- [SET PROBLEM] Go through the material and tally the lines containing the string "SO₄²". Give the total alone.

- [RECORDS SHOWN]
···

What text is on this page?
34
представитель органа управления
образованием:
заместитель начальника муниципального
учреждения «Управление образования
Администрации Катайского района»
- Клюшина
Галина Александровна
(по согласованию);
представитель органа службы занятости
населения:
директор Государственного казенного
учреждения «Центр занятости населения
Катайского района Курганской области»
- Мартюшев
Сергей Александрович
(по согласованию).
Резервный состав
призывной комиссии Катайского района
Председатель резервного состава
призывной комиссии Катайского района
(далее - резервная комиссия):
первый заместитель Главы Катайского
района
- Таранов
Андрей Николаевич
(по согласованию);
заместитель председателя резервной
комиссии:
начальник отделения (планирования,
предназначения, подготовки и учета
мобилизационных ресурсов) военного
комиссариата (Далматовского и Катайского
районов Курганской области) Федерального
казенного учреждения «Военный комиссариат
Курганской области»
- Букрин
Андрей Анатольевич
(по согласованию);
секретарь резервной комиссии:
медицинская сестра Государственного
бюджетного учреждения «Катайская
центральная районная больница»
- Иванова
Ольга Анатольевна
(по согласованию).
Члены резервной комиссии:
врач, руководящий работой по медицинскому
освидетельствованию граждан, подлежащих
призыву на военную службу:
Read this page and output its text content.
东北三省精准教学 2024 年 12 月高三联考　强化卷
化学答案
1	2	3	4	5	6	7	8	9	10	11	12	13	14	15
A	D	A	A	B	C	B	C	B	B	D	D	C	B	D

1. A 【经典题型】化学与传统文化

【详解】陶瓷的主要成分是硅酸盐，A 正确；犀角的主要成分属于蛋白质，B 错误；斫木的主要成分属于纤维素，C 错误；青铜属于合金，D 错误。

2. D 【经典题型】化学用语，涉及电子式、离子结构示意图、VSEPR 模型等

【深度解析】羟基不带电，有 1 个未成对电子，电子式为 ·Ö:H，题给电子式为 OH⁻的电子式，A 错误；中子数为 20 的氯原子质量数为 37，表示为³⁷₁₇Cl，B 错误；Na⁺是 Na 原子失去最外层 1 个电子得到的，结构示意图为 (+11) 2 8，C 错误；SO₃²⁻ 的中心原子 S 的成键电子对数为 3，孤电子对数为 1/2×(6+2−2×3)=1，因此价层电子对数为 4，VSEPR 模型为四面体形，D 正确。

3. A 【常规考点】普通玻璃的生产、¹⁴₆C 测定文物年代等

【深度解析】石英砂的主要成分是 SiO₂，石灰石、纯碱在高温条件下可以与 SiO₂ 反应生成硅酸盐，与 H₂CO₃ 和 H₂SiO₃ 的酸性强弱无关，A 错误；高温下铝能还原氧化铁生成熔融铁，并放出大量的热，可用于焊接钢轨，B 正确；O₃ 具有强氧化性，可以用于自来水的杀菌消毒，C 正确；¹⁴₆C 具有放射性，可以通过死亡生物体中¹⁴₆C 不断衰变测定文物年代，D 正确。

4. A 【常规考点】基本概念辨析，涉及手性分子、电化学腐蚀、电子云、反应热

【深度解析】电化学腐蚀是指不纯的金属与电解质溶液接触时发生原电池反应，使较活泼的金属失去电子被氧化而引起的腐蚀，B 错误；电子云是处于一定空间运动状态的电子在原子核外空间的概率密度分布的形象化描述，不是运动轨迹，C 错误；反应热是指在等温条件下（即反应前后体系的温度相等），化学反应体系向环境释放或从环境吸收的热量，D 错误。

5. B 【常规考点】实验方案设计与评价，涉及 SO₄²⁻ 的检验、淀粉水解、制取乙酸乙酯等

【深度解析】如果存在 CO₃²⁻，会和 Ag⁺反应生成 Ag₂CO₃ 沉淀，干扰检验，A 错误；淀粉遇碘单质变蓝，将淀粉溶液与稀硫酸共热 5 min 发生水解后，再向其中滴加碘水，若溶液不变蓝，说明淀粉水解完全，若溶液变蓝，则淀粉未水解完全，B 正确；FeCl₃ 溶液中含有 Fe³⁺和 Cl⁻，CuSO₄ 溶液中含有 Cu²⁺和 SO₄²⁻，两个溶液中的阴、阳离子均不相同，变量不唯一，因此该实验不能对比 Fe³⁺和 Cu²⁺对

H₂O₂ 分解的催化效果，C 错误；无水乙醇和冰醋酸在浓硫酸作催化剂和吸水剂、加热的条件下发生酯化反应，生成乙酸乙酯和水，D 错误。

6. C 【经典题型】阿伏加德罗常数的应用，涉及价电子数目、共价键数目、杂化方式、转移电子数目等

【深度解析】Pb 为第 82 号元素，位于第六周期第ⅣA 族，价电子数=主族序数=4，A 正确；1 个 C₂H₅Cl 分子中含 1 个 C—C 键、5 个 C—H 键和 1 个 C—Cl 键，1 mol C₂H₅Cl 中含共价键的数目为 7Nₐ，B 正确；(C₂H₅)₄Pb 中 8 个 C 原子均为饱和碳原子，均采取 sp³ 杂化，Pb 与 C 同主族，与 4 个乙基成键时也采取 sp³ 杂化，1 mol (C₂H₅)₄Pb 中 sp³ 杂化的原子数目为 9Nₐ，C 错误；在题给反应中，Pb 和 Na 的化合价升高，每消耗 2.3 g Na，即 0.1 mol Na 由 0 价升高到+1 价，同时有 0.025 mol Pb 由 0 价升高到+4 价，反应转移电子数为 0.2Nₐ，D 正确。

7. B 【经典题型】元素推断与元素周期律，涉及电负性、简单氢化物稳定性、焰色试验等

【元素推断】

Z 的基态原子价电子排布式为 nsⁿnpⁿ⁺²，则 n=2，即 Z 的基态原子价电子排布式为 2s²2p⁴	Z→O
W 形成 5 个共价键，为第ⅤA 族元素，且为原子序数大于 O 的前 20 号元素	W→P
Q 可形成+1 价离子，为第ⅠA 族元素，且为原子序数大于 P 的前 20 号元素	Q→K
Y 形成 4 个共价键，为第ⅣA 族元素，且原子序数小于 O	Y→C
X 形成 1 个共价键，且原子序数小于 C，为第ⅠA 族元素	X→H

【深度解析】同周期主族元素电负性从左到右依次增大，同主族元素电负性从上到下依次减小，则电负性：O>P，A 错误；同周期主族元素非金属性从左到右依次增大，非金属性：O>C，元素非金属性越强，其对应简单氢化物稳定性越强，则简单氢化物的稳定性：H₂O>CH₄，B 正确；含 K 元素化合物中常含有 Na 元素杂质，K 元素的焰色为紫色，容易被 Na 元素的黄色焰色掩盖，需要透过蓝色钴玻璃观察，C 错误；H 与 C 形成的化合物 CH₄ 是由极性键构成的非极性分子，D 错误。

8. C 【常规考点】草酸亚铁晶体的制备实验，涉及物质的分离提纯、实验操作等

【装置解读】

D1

···

- [FINISHED EXERCISE] 2